## WORK INSTRUCTIONS
Quote every entry word for word.

## TASK DATA
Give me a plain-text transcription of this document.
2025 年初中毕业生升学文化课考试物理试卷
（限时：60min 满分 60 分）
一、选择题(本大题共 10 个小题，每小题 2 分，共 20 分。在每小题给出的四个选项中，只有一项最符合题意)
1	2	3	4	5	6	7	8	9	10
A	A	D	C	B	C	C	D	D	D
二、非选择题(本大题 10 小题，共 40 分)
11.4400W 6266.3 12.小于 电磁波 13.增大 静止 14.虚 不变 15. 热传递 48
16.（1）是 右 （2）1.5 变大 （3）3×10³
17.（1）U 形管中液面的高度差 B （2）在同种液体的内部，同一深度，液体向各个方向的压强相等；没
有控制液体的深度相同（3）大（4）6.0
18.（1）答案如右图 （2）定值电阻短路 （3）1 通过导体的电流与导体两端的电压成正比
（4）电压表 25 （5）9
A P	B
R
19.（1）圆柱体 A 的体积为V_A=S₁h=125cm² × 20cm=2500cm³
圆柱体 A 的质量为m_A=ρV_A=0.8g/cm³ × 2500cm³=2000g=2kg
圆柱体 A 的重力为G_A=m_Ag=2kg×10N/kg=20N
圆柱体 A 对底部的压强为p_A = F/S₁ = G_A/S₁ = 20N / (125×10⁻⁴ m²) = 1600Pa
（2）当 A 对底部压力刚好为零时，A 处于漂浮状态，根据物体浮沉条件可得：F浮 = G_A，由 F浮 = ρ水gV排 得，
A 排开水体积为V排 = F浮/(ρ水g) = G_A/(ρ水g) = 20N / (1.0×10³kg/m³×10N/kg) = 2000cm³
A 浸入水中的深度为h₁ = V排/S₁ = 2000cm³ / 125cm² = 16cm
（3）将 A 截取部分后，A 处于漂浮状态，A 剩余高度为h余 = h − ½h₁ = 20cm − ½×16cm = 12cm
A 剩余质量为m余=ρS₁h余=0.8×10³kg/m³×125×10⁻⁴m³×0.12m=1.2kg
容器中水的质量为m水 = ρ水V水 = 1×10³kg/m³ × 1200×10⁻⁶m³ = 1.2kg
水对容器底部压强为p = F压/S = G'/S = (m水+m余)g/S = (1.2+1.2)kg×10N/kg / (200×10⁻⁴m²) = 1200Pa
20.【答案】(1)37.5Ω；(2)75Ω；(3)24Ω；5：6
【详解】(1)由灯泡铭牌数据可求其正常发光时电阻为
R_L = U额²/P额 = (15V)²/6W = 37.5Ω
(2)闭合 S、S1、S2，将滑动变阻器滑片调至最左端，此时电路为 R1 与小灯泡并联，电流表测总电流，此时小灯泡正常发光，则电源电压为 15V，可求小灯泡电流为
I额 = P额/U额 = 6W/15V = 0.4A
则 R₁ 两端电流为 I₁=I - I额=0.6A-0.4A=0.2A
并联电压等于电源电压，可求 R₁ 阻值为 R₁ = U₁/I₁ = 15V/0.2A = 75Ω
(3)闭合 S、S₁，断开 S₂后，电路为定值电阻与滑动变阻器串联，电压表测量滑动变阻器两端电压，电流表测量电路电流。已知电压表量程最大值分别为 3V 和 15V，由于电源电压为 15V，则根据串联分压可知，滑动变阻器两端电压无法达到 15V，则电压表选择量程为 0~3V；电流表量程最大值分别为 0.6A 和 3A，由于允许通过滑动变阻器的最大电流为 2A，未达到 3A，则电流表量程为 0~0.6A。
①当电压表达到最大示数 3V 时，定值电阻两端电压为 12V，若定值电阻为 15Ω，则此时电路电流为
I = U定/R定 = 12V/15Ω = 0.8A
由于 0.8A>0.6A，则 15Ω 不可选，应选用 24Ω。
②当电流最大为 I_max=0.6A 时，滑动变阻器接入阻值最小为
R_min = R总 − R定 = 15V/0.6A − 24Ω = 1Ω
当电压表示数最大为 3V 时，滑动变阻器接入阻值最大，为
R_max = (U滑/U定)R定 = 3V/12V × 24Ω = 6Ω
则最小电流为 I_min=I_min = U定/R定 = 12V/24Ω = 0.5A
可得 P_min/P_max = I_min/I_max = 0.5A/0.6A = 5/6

## COMPLETE OUTPUT
Give me a plain-text transcription of this document.
2025 年初中毕业生升学文化课考试物理试卷
（限时：60min 满分 60 分）
一、选择题(本大题共 10 个小题，每小题 2 分，共 20 分。在每小题给出的四个选项中，只有一项最符合题意)
1	2	3	4	5	6	7	8	9	10
A	A	D	C	B	C	C	D	D	D
二、非选择题(本大题 10 小题，共 40 分)
11.4400W 6266.3 12.小于 电磁波 13.增大 静止 14.虚 不变 15. 热传递 48
16.（1）是 右 （2）1.5 变大 （3）3×10³
17.（1）U 形管中液面的高度差 B （2）在同种液体的内部，同一深度，液体向各个方向的压强相等；没
有控制液体的深度相同（3）大（4）6.0
18.（1）答案如右图 （2）定值电阻短路 （3）1 通过导体的电流与导体两端的电压成正比
（4）电压表 25 （5）9
A P	B
R
19.（1）圆柱体 A 的体积为V_A=S₁h=125cm² × 20cm=2500cm³
圆柱体 A 的质量为m_A=ρV_A=0.8g/cm³ × 2500cm³=2000g=2kg
圆柱体 A 的重力为G_A=m_Ag=2kg×10N/kg=20N
圆柱体 A 对底部的压强为p_A = F/S₁ = G_A/S₁ = 20N / (125×10⁻⁴ m²) = 1600Pa
（2）当 A 对底部压力刚好为零时，A 处于漂浮状态，根据物体浮沉条件可得：F浮 = G_A，由 F浮 = ρ水gV排 得，
A 排开水体积为V排 = F浮/(ρ水g) = G_A/(ρ水g) = 20N / (1.0×10³kg/m³×10N/kg) = 2000cm³
A 浸入水中的深度为h₁ = V排/S₁ = 2000cm³ / 125cm² = 16cm
（3）将 A 截取部分后，A 处于漂浮状态，A 剩余高度为h余 = h − ½h₁ = 20cm − ½×16cm = 12cm
A 剩余质量为m余=ρS₁h余=0.8×10³kg/m³×125×10⁻⁴m³×0.12m=1.2kg
容器中水的质量为m水 = ρ水V水 = 1×10³kg/m³ × 1200×10⁻⁶m³ = 1.2kg
水对容器底部压强为p = F压/S = G'/S = (m水+m余)g/S = (1.2+1.2)kg×10N/kg / (200×10⁻⁴m²) = 1200Pa
20.【答案】(1)37.5Ω；(2)75Ω；(3)24Ω；5：6
【详解】(1)由灯泡铭牌数据可求其正常发光时电阻为
R_L = U额²/P额 = (15V)²/6W = 37.5Ω
(2)闭合 S、S1、S2，将滑动变阻器滑片调至最左端，此时电路为 R1 与小灯泡并联，电流表测总电流，此时小灯泡正常发光，则电源电压为 15V，可求小灯泡电流为
I额 = P额/U额 = 6W/15V = 0.4A
则 R₁ 两端电流为 I₁=I - I额=0.6A-0.4A=0.2A
并联电压等于电源电压，可求 R₁ 阻值为 R₁ = U₁/I₁ = 15V/0.2A = 75Ω
(3)闭合 S、S₁，断开 S₂后，电路为定值电阻与滑动变阻器串联，电压表测量滑动变阻器两端电压，电流表测量电路电流。已知电压表量程最大值分别为 3V 和 15V，由于电源电压为 15V，则根据串联分压可知，滑动变阻器两端电压无法达到 15V，则电压表选择量程为 0~3V；电流表量程最大值分别为 0.6A 和 3A，由于允许通过滑动变阻器的最大电流为 2A，未达到 3A，则电流表量程为 0~0.6A。
①当电压表达到最大示数 3V 时，定值电阻两端电压为 12V，若定值电阻为 15Ω，则此时电路电流为
I = U定/R定 = 12V/15Ω = 0.8A
由于 0.8A>0.6A，则 15Ω 不可选，应选用 24Ω。
②当电流最大为 I_max=0.6A 时，滑动变阻器接入阻值最小为
R_min = R总 − R定 = 15V/0.6A − 24Ω = 1Ω
当电压表示数最大为 3V 时，滑动变阻器接入阻值最大，为
R_max = (U滑/U定)R定 = 3V/12V × 24Ω = 6Ω
则最小电流为 I_min=I_min = U定/R定 = 12V/24Ω = 0.5A
可得 P_min/P_max = I_min/I_max = 0.5A/0.6A = 5/6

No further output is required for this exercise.